### Supplied records
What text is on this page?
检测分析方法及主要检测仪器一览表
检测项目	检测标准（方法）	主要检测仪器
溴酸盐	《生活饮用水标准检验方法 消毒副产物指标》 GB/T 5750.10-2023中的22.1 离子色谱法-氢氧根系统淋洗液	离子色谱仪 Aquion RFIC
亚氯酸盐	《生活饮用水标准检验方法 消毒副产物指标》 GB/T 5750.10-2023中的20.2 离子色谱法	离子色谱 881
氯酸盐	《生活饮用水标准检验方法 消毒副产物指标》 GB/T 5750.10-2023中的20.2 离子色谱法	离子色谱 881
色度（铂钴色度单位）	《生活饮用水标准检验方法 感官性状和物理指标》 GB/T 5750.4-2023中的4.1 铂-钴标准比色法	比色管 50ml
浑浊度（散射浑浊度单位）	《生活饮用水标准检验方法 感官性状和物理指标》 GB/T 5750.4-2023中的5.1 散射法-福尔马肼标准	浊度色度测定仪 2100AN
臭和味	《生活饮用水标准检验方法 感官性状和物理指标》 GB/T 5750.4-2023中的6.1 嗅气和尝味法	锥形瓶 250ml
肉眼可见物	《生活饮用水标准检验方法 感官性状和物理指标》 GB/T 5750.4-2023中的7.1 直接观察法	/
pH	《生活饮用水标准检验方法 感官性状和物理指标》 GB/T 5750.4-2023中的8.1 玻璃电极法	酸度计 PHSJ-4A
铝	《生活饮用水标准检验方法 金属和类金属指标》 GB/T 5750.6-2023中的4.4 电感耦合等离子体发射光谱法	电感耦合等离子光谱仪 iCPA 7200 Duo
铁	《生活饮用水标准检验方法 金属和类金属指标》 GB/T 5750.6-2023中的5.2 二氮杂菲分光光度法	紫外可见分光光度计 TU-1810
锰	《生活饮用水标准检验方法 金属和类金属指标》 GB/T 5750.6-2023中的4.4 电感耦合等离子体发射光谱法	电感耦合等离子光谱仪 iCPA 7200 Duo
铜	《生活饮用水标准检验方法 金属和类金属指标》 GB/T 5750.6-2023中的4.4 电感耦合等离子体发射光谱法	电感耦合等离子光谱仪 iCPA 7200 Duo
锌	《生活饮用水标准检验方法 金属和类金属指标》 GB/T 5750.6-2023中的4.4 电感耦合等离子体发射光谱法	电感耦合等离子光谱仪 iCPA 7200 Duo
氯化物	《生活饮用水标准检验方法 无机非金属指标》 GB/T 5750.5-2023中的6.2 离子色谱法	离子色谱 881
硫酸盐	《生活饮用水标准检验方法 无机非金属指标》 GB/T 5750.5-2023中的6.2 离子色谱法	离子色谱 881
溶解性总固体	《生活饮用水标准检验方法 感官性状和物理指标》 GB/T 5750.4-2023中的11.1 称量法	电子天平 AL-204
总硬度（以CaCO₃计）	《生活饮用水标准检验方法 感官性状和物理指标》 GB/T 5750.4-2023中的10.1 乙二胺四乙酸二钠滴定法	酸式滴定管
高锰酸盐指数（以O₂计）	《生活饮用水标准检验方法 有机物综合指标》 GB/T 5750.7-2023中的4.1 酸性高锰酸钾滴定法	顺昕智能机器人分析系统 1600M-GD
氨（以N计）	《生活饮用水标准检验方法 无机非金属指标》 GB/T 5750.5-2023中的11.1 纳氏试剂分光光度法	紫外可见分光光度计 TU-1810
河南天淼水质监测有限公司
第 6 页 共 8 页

...

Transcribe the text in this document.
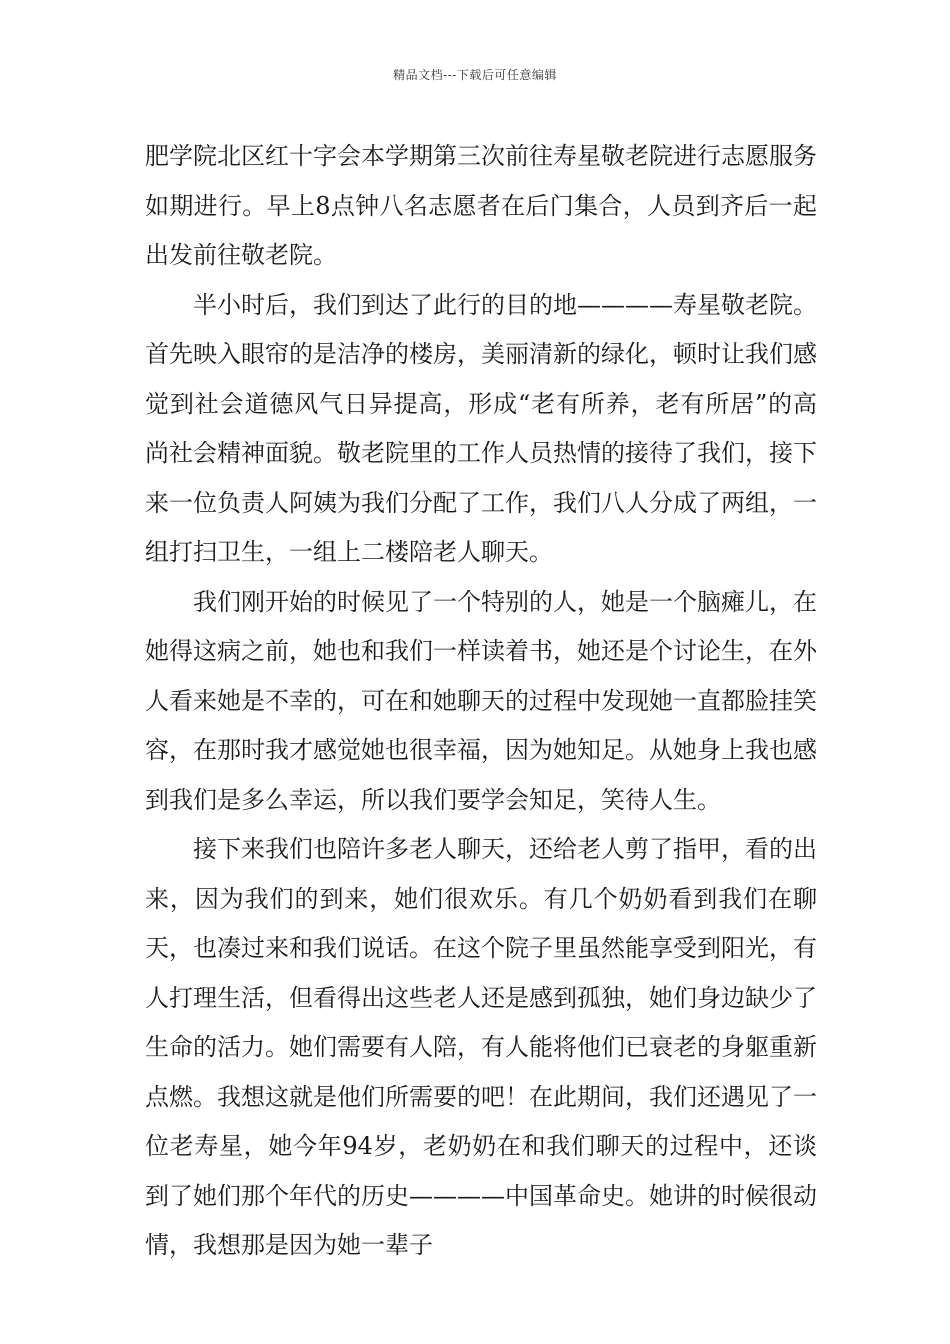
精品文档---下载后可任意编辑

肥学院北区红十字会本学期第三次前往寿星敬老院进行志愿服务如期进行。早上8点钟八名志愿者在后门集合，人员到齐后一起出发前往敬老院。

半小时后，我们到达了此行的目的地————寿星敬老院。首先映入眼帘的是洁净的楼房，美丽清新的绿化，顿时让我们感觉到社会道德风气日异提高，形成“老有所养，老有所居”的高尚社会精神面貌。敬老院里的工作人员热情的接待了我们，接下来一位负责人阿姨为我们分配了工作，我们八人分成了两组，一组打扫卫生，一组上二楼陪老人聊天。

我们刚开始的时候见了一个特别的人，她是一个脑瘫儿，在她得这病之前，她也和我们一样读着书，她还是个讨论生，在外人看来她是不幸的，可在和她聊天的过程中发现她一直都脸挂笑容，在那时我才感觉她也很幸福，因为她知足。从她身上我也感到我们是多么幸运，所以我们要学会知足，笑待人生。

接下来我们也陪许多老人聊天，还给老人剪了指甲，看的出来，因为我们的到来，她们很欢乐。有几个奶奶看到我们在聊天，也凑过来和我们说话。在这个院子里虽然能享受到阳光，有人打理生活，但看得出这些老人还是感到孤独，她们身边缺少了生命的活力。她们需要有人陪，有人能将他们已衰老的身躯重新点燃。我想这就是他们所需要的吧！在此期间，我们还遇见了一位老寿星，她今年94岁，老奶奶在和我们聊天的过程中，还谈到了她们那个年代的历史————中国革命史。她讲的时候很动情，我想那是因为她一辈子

--

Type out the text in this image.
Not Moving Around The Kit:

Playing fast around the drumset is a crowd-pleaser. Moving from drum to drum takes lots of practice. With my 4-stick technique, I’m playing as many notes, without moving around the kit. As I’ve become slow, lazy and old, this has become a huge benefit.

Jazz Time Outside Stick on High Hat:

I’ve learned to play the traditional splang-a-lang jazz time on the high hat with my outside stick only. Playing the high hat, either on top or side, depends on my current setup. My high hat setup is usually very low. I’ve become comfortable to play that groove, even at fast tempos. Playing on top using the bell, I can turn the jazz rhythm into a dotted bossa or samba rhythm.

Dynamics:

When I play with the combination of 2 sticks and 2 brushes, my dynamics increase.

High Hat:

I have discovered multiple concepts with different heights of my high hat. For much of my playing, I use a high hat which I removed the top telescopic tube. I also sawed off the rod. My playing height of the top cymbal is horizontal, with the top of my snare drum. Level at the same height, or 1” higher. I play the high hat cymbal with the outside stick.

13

### Written problem
Check every line of the listing for the string "消毒副产物指标" and report how many lines have it, as a number alone.

### Answer
3